## CHALLENGE 1
In the records below, rewrite the part that opens with the line containing "x-tick-labels: 0 1000" and closes with the line containing "517 199 544</box>" as a numbered list, with both of those lines included and blank lines left out.

## DOCUMENT PASSAGE
##############################

Meantime, the countryside, as oriented and fashioned by plane, by highway, and by electric information-gathering, tends to become once more the nomadic trackless area that preceded the wheel. The beatniks gather on the sands to meditate haiku. The principal factors in media impact on existing social forms are acceleration and disruption. Today the acceleration tends to be total, and thus ends space as the main factor in social arrangements. Toynbee sees the acceleration factor as translating the physical into moral problems, pointing to the antique road crowded with dog carts, wagons, and rickshaws as full of minor nuisance, but also minor dangers. Further, as the forces impelling traffic mount in power, there is no more problem of hauling and carrying, but the physical problem is translated into a psychological one as the annihilation of space permits easy annihilation of travelers as well. This principle applies to all media study. All means of interchange and of human in terassociation tend to improve by acceleration. Speed, in turn, accentuates problems of form and structure. The older arrangements had not been made with a view to such speeds, and people begin to sense a draining-away of life values as they try to make the old physical forms adjust to the new and speedier movement. These problems, however, are not new. Julius Caesar's first act upon assuming power was to restrict the night movement of wheeled vehicles in the city of Rome in order to permit sleep. Improved transport in the Renaissance turned the medieval walled towns into slums. Prior to the considerable diffusion of power through alphabet and papyrus, even the attempts of kings to extend their rule in spatial terms were opposed at home by the priestly bureaucracies. Then complex and unwieldy media of stone inscription made wide ranging empires appear very dangerous to such static monopolies. The struggles between those who exercised power over the hearts of men and those who sought to control the physical resources of nations were not of one time and place.

##############################

## MATERIAL PROVIDED
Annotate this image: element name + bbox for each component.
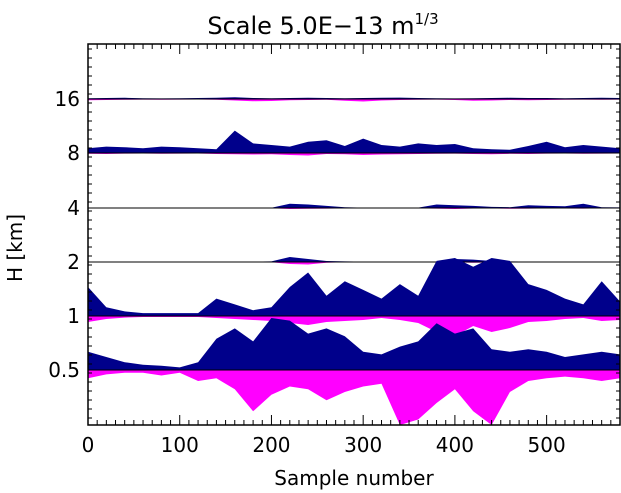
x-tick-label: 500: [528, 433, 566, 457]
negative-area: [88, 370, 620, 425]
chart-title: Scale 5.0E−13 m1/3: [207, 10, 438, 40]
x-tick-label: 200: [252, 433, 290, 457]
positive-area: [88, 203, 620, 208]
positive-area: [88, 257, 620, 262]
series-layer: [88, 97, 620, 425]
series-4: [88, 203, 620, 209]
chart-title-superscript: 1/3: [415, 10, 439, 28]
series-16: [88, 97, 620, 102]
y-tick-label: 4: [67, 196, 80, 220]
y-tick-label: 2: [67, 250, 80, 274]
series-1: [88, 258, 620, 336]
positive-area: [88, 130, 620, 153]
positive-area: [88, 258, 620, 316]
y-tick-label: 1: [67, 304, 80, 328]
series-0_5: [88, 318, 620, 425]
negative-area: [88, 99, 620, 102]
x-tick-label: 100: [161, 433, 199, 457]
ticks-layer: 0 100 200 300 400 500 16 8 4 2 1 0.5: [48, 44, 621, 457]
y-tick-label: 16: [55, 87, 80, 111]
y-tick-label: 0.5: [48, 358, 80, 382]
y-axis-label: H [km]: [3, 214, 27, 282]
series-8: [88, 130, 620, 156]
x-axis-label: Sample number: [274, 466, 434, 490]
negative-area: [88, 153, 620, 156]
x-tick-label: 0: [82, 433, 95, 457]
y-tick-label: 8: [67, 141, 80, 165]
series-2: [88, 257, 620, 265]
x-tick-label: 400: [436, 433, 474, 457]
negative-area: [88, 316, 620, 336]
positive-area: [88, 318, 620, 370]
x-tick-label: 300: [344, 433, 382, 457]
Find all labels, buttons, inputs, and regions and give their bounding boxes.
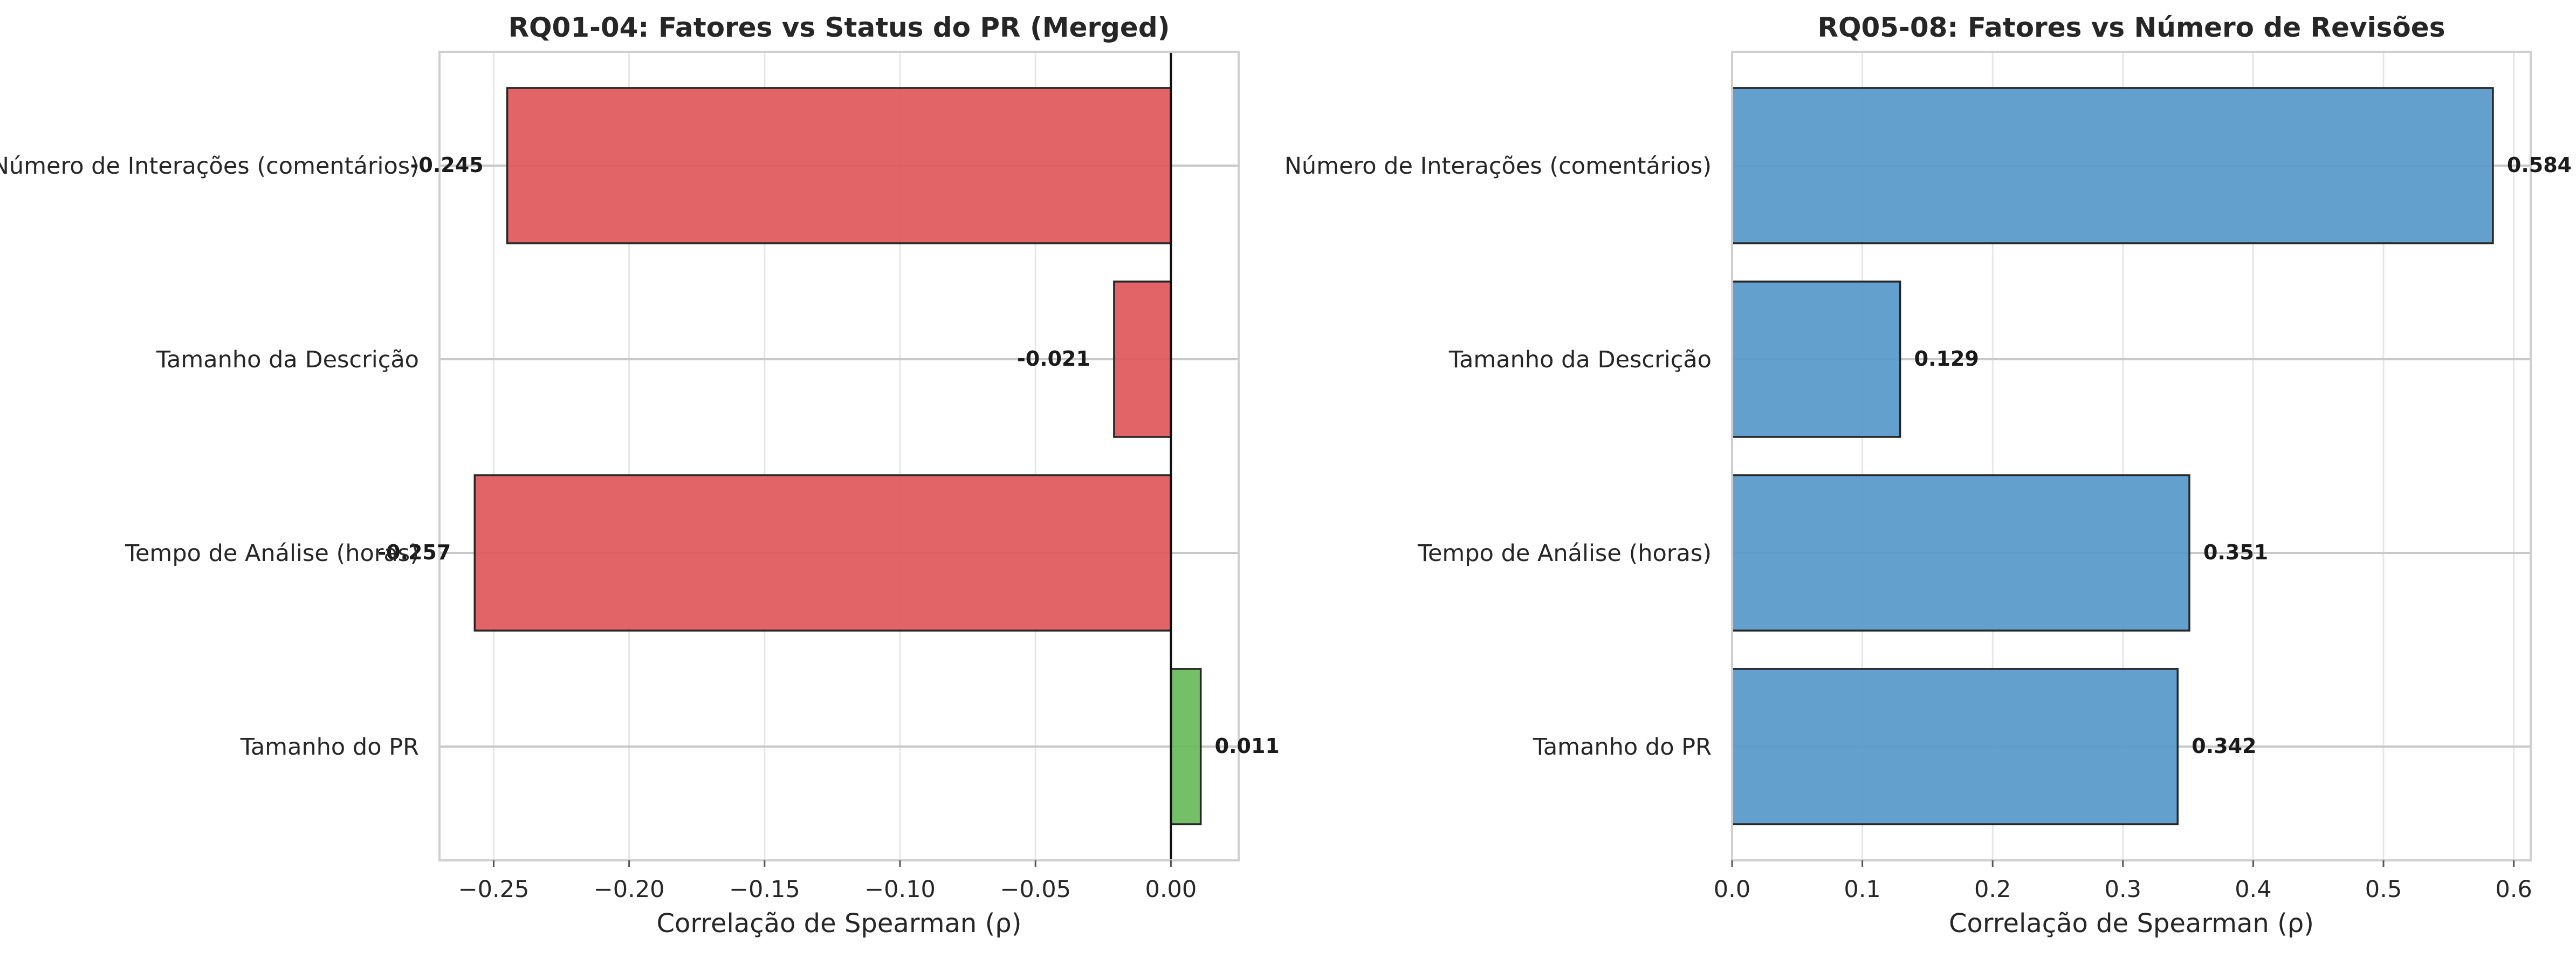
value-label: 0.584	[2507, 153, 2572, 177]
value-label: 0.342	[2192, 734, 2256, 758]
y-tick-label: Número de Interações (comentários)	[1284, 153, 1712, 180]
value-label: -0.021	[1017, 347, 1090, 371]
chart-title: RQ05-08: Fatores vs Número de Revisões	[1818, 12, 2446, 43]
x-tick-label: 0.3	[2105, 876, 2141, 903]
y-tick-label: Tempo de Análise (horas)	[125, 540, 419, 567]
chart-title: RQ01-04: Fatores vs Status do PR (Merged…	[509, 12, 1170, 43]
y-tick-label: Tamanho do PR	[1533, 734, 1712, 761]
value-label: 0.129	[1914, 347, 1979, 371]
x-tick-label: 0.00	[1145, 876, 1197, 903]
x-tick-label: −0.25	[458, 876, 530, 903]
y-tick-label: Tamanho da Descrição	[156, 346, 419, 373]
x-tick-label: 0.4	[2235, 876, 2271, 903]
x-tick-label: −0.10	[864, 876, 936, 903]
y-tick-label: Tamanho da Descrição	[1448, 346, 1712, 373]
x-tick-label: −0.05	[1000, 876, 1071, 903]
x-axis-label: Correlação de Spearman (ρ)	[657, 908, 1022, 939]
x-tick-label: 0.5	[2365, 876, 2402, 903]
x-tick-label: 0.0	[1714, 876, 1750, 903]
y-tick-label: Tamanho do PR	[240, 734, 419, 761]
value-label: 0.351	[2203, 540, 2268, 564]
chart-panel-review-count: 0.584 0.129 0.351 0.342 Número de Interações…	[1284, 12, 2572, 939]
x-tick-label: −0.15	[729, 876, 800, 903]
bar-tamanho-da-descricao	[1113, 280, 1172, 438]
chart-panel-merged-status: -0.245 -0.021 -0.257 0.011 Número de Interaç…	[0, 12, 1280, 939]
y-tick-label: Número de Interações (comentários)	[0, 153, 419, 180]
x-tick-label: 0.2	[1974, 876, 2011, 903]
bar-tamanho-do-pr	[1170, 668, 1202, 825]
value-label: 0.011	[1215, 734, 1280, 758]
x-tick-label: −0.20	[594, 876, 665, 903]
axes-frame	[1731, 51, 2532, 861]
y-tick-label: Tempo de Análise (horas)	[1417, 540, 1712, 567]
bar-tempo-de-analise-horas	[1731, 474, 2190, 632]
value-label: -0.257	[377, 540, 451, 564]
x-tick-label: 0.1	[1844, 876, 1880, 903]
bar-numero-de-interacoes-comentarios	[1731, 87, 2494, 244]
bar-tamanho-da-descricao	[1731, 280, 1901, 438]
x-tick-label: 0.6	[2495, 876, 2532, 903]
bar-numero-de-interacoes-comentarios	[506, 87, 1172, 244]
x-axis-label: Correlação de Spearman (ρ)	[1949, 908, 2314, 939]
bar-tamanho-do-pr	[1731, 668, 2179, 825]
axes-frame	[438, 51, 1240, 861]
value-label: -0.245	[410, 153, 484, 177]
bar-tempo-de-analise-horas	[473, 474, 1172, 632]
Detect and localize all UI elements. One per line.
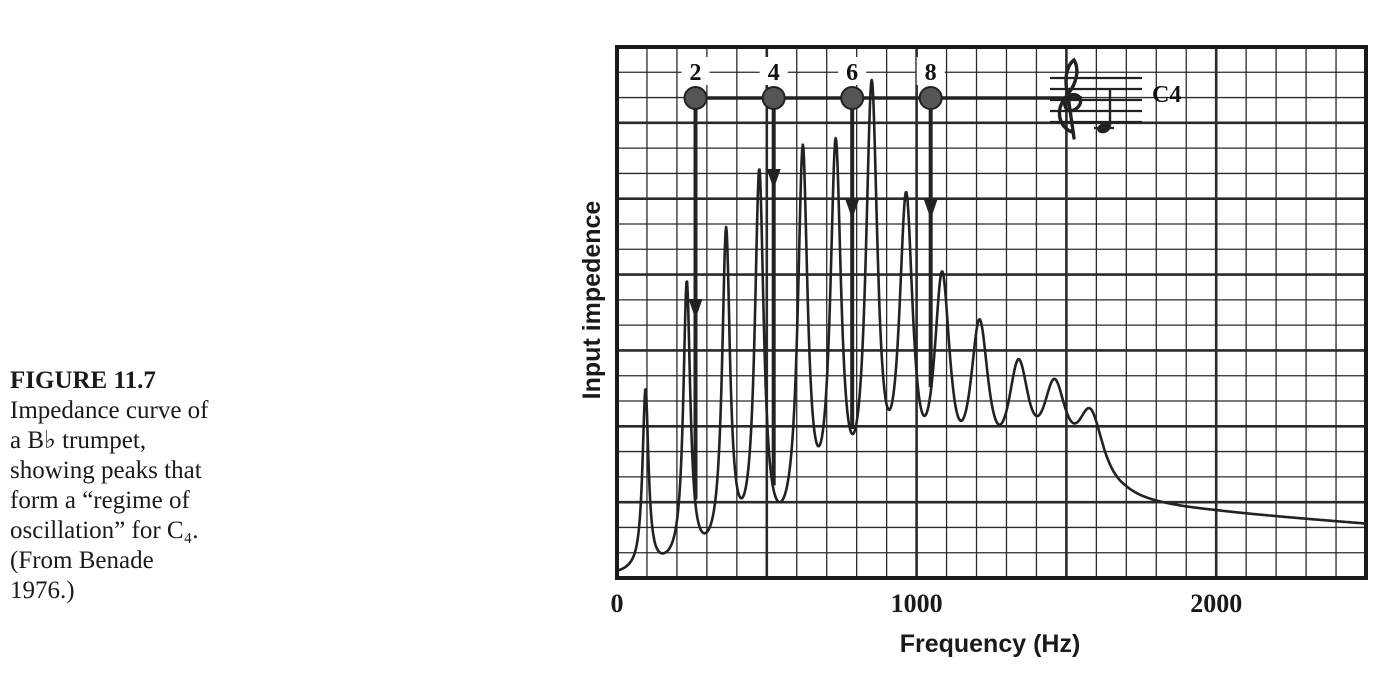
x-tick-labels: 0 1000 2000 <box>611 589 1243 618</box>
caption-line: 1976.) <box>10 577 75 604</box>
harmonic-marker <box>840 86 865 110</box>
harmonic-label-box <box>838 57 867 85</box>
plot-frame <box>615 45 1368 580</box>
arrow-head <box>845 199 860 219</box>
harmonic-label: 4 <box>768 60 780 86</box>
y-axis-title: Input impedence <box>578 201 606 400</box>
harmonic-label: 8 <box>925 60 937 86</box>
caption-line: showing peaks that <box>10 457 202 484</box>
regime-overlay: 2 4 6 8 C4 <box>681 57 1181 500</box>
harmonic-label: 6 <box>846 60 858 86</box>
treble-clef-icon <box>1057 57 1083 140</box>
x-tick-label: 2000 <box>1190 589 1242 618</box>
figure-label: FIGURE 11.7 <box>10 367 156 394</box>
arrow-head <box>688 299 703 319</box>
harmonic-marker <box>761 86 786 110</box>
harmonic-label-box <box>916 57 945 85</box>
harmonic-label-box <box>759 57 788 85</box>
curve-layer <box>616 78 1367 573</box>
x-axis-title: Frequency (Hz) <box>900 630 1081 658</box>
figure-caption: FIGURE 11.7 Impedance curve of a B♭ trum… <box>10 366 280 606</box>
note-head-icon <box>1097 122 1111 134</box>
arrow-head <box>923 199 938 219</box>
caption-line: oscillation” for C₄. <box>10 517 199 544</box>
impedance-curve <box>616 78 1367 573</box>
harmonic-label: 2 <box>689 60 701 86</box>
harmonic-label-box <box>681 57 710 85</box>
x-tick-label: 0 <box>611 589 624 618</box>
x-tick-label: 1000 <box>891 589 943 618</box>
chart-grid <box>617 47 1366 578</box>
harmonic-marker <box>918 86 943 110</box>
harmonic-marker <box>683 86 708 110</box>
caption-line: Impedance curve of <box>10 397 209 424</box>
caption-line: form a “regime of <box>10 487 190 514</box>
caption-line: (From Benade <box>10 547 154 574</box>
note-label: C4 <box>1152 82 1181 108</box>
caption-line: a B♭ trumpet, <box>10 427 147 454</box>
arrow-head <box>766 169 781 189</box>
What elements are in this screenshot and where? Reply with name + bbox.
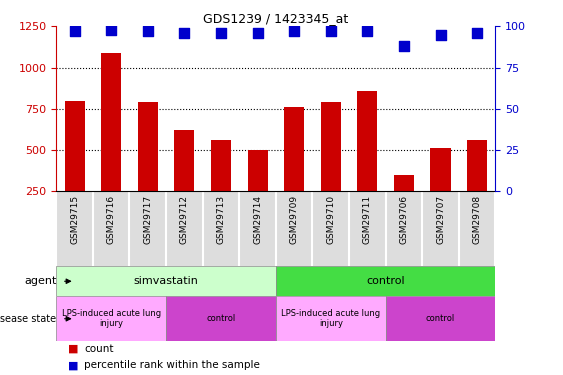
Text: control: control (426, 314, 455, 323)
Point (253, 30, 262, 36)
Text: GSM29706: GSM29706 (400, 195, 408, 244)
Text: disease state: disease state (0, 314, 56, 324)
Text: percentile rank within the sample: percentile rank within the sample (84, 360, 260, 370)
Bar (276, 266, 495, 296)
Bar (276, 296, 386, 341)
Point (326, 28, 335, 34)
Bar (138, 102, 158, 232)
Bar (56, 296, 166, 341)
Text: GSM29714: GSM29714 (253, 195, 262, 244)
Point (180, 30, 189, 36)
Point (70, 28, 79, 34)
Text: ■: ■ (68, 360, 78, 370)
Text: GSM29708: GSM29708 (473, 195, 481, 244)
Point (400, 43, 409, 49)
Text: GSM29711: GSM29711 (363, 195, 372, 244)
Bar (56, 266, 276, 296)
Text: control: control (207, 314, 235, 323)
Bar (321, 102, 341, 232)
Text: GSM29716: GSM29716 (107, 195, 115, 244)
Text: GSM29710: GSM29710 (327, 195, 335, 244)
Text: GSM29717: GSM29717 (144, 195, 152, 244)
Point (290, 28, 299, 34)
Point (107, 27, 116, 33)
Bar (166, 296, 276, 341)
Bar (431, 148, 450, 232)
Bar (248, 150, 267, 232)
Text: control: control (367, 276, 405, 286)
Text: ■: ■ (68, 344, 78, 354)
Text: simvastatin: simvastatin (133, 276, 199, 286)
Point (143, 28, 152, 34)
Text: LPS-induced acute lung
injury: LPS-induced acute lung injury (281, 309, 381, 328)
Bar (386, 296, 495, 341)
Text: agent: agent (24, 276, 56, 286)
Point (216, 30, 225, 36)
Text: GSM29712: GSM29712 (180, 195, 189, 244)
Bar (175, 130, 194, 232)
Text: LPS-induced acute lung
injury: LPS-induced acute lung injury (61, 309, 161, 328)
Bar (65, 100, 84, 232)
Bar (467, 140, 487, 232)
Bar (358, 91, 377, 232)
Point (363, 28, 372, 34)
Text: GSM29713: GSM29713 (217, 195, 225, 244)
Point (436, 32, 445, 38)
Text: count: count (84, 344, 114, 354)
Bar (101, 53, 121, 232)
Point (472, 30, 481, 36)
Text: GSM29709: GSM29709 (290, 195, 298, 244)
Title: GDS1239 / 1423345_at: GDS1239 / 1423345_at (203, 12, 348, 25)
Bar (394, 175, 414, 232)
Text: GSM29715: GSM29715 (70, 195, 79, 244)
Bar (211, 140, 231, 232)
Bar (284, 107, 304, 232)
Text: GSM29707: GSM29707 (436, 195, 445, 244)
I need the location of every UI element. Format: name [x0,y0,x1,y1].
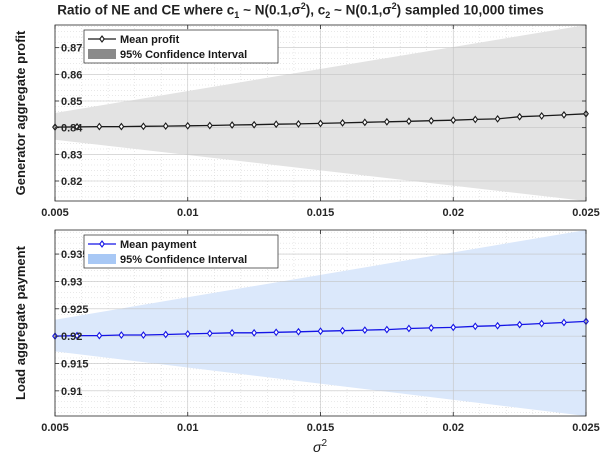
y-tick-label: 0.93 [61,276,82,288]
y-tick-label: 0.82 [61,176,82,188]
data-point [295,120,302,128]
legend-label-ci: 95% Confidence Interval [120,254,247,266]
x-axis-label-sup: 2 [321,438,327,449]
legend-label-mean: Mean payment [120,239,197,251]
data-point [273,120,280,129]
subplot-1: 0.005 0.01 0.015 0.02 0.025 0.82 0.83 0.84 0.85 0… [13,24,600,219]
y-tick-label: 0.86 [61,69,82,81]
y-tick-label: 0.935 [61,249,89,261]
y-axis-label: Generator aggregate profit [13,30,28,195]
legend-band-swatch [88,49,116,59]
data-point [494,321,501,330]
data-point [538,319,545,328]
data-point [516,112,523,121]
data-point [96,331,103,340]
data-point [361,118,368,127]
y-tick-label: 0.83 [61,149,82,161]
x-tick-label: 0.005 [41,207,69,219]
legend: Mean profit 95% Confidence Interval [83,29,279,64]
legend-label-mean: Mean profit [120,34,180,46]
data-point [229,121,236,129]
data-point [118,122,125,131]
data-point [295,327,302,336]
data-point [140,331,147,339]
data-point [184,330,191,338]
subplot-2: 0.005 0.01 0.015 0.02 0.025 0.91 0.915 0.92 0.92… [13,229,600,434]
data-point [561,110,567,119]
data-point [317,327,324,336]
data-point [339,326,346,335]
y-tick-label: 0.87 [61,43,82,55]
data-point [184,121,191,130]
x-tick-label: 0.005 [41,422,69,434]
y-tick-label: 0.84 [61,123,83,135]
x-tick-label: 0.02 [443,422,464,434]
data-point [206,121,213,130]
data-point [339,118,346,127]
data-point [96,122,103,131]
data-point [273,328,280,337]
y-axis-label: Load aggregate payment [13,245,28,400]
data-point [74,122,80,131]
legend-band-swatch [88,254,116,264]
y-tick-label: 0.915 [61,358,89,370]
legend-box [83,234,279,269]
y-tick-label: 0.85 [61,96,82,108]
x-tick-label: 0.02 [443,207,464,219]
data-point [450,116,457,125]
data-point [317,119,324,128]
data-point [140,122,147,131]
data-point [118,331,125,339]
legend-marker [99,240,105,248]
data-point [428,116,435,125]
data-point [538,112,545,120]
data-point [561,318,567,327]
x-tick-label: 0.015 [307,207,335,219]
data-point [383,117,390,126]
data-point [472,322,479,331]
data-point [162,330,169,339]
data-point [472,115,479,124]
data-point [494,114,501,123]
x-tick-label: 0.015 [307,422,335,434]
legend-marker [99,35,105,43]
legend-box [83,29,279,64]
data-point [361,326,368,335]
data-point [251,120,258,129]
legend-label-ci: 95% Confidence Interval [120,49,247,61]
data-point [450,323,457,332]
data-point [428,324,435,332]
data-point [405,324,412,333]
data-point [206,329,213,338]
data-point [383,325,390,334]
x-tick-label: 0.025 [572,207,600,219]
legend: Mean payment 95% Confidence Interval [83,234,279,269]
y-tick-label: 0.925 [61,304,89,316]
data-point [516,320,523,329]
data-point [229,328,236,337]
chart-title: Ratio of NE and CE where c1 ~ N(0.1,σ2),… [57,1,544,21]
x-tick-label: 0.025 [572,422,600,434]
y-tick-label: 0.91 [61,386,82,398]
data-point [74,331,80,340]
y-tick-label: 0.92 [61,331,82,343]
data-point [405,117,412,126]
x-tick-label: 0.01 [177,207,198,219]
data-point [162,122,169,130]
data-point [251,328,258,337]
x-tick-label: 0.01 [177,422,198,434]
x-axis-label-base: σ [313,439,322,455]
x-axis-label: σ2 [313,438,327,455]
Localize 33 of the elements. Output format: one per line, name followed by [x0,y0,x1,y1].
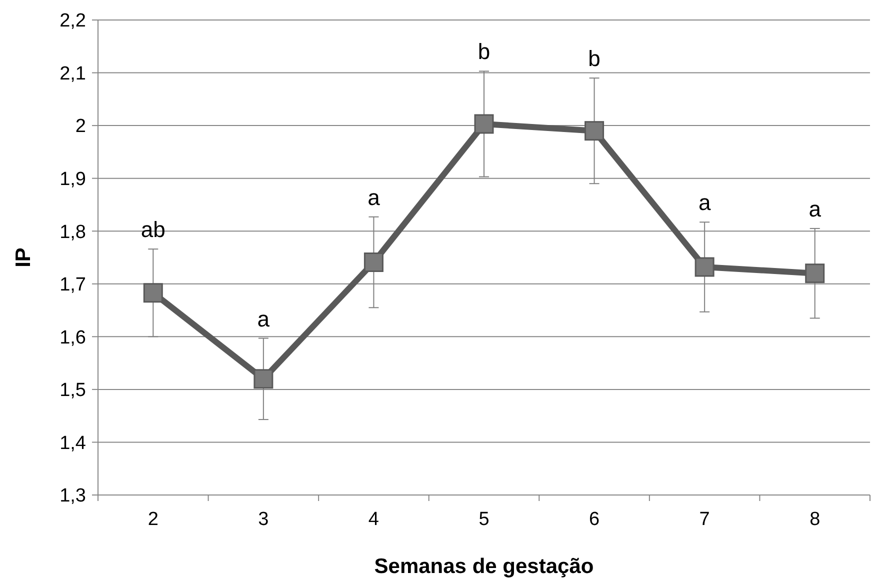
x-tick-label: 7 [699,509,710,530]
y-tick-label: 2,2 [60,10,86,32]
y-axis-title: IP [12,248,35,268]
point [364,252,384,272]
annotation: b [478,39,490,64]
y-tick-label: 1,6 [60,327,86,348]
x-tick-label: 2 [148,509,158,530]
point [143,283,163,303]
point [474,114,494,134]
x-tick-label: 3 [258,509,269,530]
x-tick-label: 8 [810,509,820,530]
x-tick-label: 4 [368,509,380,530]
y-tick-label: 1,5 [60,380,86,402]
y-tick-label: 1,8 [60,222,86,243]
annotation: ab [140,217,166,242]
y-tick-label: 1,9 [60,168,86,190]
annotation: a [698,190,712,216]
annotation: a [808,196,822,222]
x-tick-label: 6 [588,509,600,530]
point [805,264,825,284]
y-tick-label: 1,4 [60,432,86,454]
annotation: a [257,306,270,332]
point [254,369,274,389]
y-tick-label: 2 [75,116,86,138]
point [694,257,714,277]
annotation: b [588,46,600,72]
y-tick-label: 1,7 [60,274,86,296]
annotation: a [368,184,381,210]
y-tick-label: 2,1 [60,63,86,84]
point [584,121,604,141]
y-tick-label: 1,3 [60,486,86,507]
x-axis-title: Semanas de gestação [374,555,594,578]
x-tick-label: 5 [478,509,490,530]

##############################

## CHALLENGE 2
Answer these from the passage on speed and media above:
(a) What does it name as the principal factors in media impact on existing social forms?
(b) What was Julius Caesar's first act upon assuming power?
(c) What did improved transport in the Renaissance turn the medieval walled towns into?

## WORKED SOLUTION 1
1. x-tick-labels: 0 1000 2000 <box>611 589 1243 618</box>
2. caption-line: 1976.) <box>10 577 75 604</box>
3. harmonic-marker <box>840 86 865 110</box>
4. harmonic-label-box <box>838 57 867 85</box>
5. plot-frame <box>615 45 1368 580</box>
6. arrow-head <box>845 199 860 219</box>
7. harmonic-label: 4 <box>768 60 780 86</box>
8. y-axis-title: Input impedence <box>578 201 606 400</box>
9. harmonic-label: 8 <box>925 60 937 86</box>
10. caption-line: showing peaks that <box>10 457 202 484</box>
11. regime-overlay: 2 4 6 8 C4 <box>681 57 1181 500</box>
12. harmonic-label: 6 <box>846 60 858 86</box>
13. treble-clef-icon <box>1057 57 1083 140</box>
14. x-tick-label: 2000 <box>1190 589 1242 618</box>
15. figure-label: FIGURE 11.7 <box>10 367 156 394</box>
16. arrow-head <box>688 299 703 319</box>
17. harmonic-marker <box>761 86 786 110</box>
18. harmonic-label-box <box>916 57 945 85</box>
19. harmonic-label-box <box>759 57 788 85</box>
20. curve-layer <box>616 78 1367 573</box>
21. x-axis-title: Frequency (Hz) <box>900 630 1081 658</box>
22. figure-caption: FIGURE 11.7 Impedance curve of a B♭ trum… <box>10 366 280 606</box>
23. note-head-icon <box>1097 122 1111 134</box>
24. arrow-head <box>923 199 938 219</box>
25. caption-line: oscillation” for C₄. <box>10 517 199 544</box>

## WORKED SOLUTION 2
(a) Acceleration and disruption.
(b) He restricted the night movement of wheeled vehicles in the city of Rome in order to permit sleep.
(c) Slums.